[BEGIN DATASET CONTENT]
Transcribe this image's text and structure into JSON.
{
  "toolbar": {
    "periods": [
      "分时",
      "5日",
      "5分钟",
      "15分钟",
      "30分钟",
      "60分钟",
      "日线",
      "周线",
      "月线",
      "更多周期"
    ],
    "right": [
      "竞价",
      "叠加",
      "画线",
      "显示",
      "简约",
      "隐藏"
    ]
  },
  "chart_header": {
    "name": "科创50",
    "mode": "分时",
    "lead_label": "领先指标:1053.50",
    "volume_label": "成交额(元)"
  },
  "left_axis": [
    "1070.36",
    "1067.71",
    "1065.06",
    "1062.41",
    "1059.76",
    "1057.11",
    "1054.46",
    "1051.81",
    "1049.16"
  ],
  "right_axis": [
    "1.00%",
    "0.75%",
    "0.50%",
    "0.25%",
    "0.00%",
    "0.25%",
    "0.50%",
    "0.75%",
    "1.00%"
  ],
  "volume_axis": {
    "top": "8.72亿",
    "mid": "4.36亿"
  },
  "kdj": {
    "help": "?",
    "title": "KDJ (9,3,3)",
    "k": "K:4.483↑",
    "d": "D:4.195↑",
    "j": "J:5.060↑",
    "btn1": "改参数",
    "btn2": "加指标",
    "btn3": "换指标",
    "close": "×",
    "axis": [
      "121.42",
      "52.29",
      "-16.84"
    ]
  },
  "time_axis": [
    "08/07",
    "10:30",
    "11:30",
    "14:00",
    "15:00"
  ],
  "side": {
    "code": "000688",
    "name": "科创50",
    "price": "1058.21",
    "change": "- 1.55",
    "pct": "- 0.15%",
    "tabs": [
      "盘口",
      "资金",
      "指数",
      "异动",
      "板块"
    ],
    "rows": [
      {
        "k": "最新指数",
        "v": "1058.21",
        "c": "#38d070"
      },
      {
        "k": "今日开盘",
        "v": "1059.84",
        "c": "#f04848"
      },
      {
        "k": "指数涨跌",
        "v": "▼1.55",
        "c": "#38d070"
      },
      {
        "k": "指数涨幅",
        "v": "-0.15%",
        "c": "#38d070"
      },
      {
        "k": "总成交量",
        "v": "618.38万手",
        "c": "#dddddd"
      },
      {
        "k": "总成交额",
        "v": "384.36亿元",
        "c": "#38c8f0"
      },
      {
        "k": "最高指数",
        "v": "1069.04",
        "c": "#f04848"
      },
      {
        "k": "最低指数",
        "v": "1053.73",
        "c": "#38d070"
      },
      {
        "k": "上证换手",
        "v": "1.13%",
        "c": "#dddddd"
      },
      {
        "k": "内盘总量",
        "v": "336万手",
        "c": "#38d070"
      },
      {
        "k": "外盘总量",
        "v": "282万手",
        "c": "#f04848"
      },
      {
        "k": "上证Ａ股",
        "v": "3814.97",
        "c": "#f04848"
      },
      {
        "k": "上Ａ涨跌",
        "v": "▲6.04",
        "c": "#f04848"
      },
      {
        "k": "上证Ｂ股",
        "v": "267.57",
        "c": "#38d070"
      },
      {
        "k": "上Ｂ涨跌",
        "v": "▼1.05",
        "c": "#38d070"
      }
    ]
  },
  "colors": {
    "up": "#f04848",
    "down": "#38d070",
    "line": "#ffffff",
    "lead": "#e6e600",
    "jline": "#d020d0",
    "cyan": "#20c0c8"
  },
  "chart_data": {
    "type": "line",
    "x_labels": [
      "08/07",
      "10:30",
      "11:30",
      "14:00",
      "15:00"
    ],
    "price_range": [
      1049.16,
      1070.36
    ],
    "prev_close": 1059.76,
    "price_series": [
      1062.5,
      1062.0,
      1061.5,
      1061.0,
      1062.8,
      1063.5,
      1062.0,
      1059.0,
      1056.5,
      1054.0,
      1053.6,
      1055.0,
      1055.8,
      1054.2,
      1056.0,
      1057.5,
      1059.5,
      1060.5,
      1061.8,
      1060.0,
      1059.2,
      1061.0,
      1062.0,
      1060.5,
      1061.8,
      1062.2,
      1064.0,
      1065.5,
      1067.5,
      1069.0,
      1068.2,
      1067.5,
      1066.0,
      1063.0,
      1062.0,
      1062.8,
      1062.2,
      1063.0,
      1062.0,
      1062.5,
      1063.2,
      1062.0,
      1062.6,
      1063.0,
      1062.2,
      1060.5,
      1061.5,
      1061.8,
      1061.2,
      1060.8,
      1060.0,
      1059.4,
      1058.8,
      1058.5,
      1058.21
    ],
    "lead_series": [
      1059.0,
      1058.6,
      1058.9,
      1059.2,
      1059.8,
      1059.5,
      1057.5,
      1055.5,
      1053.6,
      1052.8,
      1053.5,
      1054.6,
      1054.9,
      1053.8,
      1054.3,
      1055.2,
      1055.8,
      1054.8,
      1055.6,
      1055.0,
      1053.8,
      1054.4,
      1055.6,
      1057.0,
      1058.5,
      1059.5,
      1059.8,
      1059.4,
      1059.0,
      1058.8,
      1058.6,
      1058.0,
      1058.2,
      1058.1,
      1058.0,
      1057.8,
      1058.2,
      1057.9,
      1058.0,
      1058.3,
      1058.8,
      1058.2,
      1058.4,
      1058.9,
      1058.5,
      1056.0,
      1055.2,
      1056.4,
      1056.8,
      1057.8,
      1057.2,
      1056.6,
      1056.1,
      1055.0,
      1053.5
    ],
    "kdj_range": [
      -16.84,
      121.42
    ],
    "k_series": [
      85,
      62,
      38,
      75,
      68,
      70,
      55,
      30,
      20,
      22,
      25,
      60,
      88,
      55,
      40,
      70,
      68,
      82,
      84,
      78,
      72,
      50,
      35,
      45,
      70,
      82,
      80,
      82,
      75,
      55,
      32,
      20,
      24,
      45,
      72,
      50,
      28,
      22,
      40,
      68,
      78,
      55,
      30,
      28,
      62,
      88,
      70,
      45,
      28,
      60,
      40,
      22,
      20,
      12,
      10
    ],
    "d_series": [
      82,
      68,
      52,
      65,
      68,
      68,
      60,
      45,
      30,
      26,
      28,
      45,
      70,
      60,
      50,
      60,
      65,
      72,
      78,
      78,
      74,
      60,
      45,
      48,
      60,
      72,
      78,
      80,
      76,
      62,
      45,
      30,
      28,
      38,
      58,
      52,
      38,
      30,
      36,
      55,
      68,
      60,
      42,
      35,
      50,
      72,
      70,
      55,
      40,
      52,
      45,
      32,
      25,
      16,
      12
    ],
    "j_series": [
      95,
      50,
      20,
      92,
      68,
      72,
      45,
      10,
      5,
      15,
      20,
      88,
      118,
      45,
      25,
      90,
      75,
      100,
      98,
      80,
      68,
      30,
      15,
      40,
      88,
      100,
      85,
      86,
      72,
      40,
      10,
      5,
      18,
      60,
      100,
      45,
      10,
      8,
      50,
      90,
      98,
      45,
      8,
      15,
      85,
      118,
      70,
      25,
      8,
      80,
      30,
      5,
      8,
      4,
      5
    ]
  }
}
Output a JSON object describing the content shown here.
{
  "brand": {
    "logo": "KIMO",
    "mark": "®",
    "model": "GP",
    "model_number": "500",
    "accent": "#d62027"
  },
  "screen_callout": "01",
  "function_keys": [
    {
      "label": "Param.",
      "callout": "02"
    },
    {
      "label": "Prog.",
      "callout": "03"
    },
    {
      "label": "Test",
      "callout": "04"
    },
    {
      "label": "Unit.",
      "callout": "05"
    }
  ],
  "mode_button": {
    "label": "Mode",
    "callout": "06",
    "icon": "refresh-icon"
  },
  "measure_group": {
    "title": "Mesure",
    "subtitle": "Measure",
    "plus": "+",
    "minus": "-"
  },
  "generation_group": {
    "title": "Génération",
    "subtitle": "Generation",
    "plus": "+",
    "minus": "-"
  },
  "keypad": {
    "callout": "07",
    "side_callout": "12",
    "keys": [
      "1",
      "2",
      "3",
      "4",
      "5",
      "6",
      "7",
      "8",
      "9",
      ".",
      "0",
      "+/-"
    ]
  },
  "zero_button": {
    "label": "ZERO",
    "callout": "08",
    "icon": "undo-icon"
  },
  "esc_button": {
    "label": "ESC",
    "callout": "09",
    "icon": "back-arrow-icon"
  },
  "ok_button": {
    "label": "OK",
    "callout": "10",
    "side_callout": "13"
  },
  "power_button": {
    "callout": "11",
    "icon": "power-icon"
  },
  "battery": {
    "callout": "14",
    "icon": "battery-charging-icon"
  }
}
[END DATASET CONTENT]
**WORK TO DO**
The word "battery" may appear on some lines. Report how many lines hold it, giving the number alone.

**SOLUTION FOR THIS EXERCISE**
2